_REQUIREMENT:_
Give every line again exactly as it appears, please, but not the pictures.
[start of INPUT MATERIAL]
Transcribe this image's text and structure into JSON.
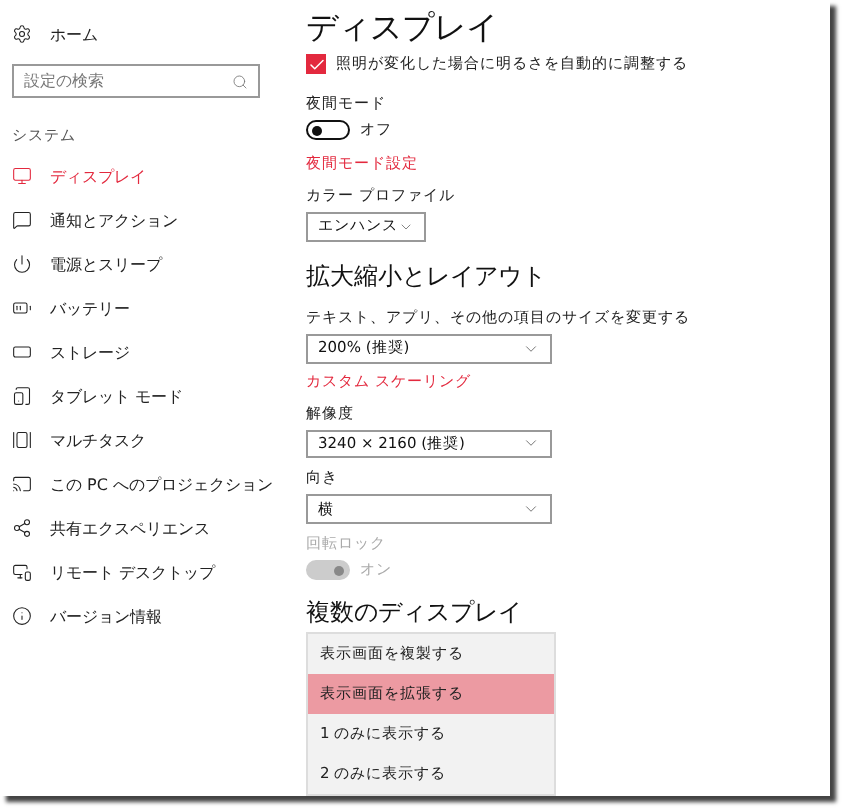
{
  "sidebar": {
    "home": "ホーム",
    "search": {
      "placeholder": "設定の検索"
    },
    "section": "システム",
    "items": [
      {
        "label": "ディスプレイ",
        "selected": true
      },
      {
        "label": "通知とアクション",
        "selected": false
      },
      {
        "label": "電源とスリープ",
        "selected": false
      },
      {
        "label": "バッテリー",
        "selected": false
      },
      {
        "label": "ストレージ",
        "selected": false
      },
      {
        "label": "タブレット モード",
        "selected": false
      },
      {
        "label": "マルチタスク",
        "selected": false
      },
      {
        "label": "この PC へのプロジェクション",
        "selected": false
      },
      {
        "label": "共有エクスペリエンス",
        "selected": false
      },
      {
        "label": "リモート デスクトップ",
        "selected": false
      },
      {
        "label": "バージョン情報",
        "selected": false
      }
    ]
  },
  "content": {
    "title": "ディスプレイ",
    "auto_brightness": {
      "label": "照明が変化した場合に明るさを自動的に調整する",
      "checked": true
    },
    "night_mode": {
      "label": "夜間モード",
      "on": false,
      "disabled": false,
      "state_text": "オフ"
    },
    "night_mode_link": "夜間モード設定",
    "color_profile": {
      "label": "カラー プロファイル",
      "value": "エンハンス"
    },
    "scale_heading": "拡大縮小とレイアウト",
    "scale": {
      "label": "テキスト、アプリ、その他の項目のサイズを変更する",
      "value": "200% (推奨)"
    },
    "custom_scaling_link": "カスタム スケーリング",
    "resolution": {
      "label": "解像度",
      "value": "3240 × 2160 (推奨)"
    },
    "orientation": {
      "label": "向き",
      "value": "横"
    },
    "rotation_lock": {
      "label": "回転ロック",
      "on": true,
      "disabled": true,
      "state_text": "オン"
    },
    "multi_heading": "複数のディスプレイ",
    "multi_options": [
      {
        "label": "表示画面を複製する",
        "selected": false
      },
      {
        "label": "表示画面を拡張する",
        "selected": true
      },
      {
        "label": "1 のみに表示する",
        "selected": false
      },
      {
        "label": "2 のみに表示する",
        "selected": false
      }
    ]
  }
}
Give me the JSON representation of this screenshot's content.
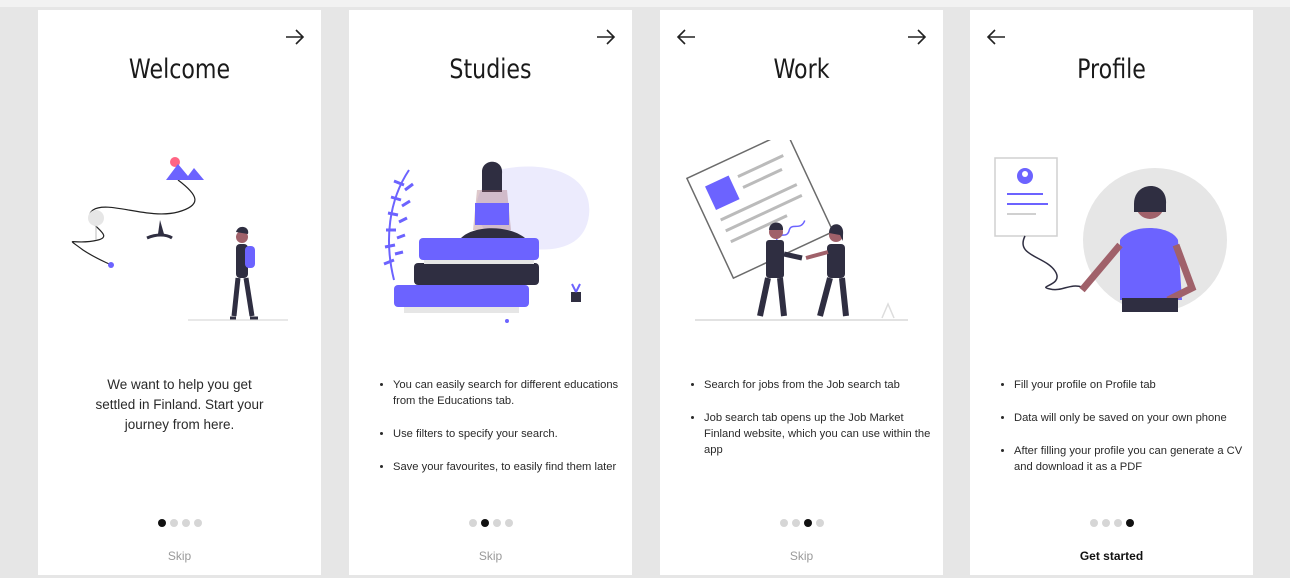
[end of INPUT MATERIAL]
_WORKED SOLUTION:_
Transcribe this image's text and structure into JSON.
{
  "sidebar": {
    "home": "ホーム",
    "search": {
      "placeholder": "設定の検索"
    },
    "section": "システム",
    "items": [
      {
        "label": "ディスプレイ",
        "selected": true
      },
      {
        "label": "通知とアクション",
        "selected": false
      },
      {
        "label": "電源とスリープ",
        "selected": false
      },
      {
        "label": "バッテリー",
        "selected": false
      },
      {
        "label": "ストレージ",
        "selected": false
      },
      {
        "label": "タブレット モード",
        "selected": false
      },
      {
        "label": "マルチタスク",
        "selected": false
      },
      {
        "label": "この PC へのプロジェクション",
        "selected": false
      },
      {
        "label": "共有エクスペリエンス",
        "selected": false
      },
      {
        "label": "リモート デスクトップ",
        "selected": false
      },
      {
        "label": "バージョン情報",
        "selected": false
      }
    ]
  },
  "content": {
    "title": "ディスプレイ",
    "auto_brightness": {
      "label": "照明が変化した場合に明るさを自動的に調整する",
      "checked": true
    },
    "night_mode": {
      "label": "夜間モード",
      "on": false,
      "disabled": false,
      "state_text": "オフ"
    },
    "night_mode_link": "夜間モード設定",
    "color_profile": {
      "label": "カラー プロファイル",
      "value": "エンハンス"
    },
    "scale_heading": "拡大縮小とレイアウト",
    "scale": {
      "label": "テキスト、アプリ、その他の項目のサイズを変更する",
      "value": "200% (推奨)"
    },
    "custom_scaling_link": "カスタム スケーリング",
    "resolution": {
      "label": "解像度",
      "value": "3240 × 2160 (推奨)"
    },
    "orientation": {
      "label": "向き",
      "value": "横"
    },
    "rotation_lock": {
      "label": "回転ロック",
      "on": true,
      "disabled": true,
      "state_text": "オン"
    },
    "multi_heading": "複数のディスプレイ",
    "multi_options": [
      {
        "label": "表示画面を複製する",
        "selected": false
      },
      {
        "label": "表示画面を拡張する",
        "selected": true
      },
      {
        "label": "1 のみに表示する",
        "selected": false
      },
      {
        "label": "2 のみに表示する",
        "selected": false
      }
    ]
  }
}
Give me the JSON representation of this screenshot's content.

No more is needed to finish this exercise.